** Start Data listing **
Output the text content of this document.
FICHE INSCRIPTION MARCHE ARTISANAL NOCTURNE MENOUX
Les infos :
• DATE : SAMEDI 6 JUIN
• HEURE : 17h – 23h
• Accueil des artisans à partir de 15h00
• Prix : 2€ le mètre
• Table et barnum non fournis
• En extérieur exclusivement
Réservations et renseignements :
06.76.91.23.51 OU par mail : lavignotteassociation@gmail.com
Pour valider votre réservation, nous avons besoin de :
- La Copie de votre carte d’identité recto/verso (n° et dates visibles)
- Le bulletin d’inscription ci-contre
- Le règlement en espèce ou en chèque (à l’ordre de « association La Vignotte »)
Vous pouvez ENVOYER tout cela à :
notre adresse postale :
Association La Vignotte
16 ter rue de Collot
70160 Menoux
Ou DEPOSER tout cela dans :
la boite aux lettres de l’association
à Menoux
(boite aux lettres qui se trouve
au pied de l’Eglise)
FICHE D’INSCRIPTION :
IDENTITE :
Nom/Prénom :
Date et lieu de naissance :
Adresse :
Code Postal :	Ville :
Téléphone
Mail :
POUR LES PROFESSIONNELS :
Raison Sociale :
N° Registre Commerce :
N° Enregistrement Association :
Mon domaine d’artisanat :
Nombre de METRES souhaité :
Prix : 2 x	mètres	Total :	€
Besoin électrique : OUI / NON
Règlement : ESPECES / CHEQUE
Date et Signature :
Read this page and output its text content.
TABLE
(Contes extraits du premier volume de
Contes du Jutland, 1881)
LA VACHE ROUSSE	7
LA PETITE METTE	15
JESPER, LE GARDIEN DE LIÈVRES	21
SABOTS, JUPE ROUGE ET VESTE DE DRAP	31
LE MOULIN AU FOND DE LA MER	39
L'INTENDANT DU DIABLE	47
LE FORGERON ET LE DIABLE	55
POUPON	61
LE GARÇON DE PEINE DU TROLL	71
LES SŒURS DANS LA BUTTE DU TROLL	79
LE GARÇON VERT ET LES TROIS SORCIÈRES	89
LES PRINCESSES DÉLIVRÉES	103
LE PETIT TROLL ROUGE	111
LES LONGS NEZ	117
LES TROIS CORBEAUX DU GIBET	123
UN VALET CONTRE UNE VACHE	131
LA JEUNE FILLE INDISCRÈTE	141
** End Data listing **
Aim of the exercise: Exactly as written above, please repeat the entries.

Final result:
Output the text content of this document.
FICHE INSCRIPTION MARCHE ARTISANAL NOCTURNE MENOUX
Les infos :
• DATE : SAMEDI 6 JUIN
• HEURE : 17h – 23h
• Accueil des artisans à partir de 15h00
• Prix : 2€ le mètre
• Table et barnum non fournis
• En extérieur exclusivement
Réservations et renseignements :
06.76.91.23.51 OU par mail : lavignotteassociation@gmail.com
Pour valider votre réservation, nous avons besoin de :
- La Copie de votre carte d’identité recto/verso (n° et dates visibles)
- Le bulletin d’inscription ci-contre
- Le règlement en espèce ou en chèque (à l’ordre de « association La Vignotte »)
Vous pouvez ENVOYER tout cela à :
notre adresse postale :
Association La Vignotte
16 ter rue de Collot
70160 Menoux
Ou DEPOSER tout cela dans :
la boite aux lettres de l’association
à Menoux
(boite aux lettres qui se trouve
au pied de l’Eglise)
FICHE D’INSCRIPTION :
IDENTITE :
Nom/Prénom :
Date et lieu de naissance :
Adresse :
Code Postal :	Ville :
Téléphone
Mail :
POUR LES PROFESSIONNELS :
Raison Sociale :
N° Registre Commerce :
N° Enregistrement Association :
Mon domaine d’artisanat :
Nombre de METRES souhaité :
Prix : 2 x	mètres	Total :	€
Besoin électrique : OUI / NON
Règlement : ESPECES / CHEQUE
Date et Signature :
Read this page and output its text content.
TABLE
(Contes extraits du premier volume de
Contes du Jutland, 1881)
LA VACHE ROUSSE	7
LA PETITE METTE	15
JESPER, LE GARDIEN DE LIÈVRES	21
SABOTS, JUPE ROUGE ET VESTE DE DRAP	31
LE MOULIN AU FOND DE LA MER	39
L'INTENDANT DU DIABLE	47
LE FORGERON ET LE DIABLE	55
POUPON	61
LE GARÇON DE PEINE DU TROLL	71
LES SŒURS DANS LA BUTTE DU TROLL	79
LE GARÇON VERT ET LES TROIS SORCIÈRES	89
LES PRINCESSES DÉLIVRÉES	103
LE PETIT TROLL ROUGE	111
LES LONGS NEZ	117
LES TROIS CORBEAUX DU GIBET	123
UN VALET CONTRE UNE VACHE	131
LA JEUNE FILLE INDISCRÈTE	141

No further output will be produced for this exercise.